[BEGIN Dataset records]

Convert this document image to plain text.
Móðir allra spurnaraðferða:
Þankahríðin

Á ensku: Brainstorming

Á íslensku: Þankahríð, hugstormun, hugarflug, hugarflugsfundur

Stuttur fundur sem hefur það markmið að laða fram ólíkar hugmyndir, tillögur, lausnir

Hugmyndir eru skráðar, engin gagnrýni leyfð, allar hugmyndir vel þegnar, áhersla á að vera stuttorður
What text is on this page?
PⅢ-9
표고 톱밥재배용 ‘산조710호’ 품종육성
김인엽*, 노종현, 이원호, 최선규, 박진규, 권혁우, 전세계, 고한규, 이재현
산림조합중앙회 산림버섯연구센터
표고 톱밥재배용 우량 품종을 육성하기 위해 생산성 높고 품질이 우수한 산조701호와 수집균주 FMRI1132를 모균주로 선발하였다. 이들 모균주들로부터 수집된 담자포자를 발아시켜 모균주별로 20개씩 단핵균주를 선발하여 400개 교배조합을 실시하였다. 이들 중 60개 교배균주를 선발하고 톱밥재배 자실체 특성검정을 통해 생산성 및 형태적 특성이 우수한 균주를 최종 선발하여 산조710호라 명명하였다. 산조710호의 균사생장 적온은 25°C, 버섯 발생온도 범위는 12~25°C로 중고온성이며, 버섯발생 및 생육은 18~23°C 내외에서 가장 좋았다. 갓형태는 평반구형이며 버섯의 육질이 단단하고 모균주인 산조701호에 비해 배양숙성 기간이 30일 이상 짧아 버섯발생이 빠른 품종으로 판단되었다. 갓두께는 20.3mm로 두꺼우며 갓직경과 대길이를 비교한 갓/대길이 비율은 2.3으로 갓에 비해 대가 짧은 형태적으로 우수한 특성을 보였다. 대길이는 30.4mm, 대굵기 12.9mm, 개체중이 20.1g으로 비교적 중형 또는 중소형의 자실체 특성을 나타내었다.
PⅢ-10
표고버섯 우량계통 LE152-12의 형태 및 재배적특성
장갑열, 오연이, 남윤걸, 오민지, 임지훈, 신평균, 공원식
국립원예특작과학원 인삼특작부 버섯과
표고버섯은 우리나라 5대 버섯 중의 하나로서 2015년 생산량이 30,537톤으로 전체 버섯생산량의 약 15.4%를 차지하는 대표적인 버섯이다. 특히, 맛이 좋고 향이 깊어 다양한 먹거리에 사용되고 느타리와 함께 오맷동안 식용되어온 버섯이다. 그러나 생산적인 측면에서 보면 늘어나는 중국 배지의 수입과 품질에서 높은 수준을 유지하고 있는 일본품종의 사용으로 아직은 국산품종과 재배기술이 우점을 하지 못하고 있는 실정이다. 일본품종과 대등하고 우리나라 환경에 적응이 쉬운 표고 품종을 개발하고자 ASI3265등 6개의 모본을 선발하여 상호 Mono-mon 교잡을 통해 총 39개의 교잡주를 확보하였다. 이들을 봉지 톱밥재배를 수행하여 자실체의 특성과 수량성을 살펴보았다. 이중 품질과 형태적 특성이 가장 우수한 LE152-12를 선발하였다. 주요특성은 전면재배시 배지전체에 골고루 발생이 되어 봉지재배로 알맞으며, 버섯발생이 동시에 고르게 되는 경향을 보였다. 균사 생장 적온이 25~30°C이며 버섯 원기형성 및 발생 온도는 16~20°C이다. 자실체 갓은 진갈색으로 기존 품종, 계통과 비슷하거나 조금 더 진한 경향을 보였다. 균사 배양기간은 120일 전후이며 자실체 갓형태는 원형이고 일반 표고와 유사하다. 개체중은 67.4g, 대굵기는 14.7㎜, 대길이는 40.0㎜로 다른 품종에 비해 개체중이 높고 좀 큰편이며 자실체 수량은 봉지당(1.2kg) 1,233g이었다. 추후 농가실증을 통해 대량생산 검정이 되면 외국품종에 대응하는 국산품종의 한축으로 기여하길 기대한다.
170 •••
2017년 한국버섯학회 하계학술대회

[END Dataset records]

◆ The task
Identify the lines above that contain the word "톱밥재배용", then copy them.

◆ Solution to this problem
표고 톱밥재배용 ‘산조710호’ 품종육성
표고 톱밥재배용 우량 품종을 육성하기 위해 생산성 높고 품질이 우수한 산조701호와 수집균주 FMRI1132를 모균주로 선발하였다. 이들 모균주들로부터 수집된 담자포자를 발아시켜 모균주별로 20개씩 단핵균주를 선발하여 400개 교배조합을 실시하였다. 이들 중 60개 교배균주를 선발하고 톱밥재배 자실체 특성검정을 통해 생산성 및 형태적 특성이 우수한 균주를 최종 선발하여 산조710호라 명명하였다. 산조710호의 균사생장 적온은 25°C, 버섯 발생온도 범위는 12~25°C로 중고온성이며, 버섯발생 및 생육은 18~23°C 내외에서 가장 좋았다. 갓형태는 평반구형이며 버섯의 육질이 단단하고 모균주인 산조701호에 비해 배양숙성 기간이 30일 이상 짧아 버섯발생이 빠른 품종으로 판단되었다. 갓두께는 20.3mm로 두꺼우며 갓직경과 대길이를 비교한 갓/대길이 비율은 2.3으로 갓에 비해 대가 짧은 형태적으로 우수한 특성을 보였다. 대길이는 30.4mm, 대굵기 12.9mm, 개체중이 20.1g으로 비교적 중형 또는 중소형의 자실체 특성을 나타내었다.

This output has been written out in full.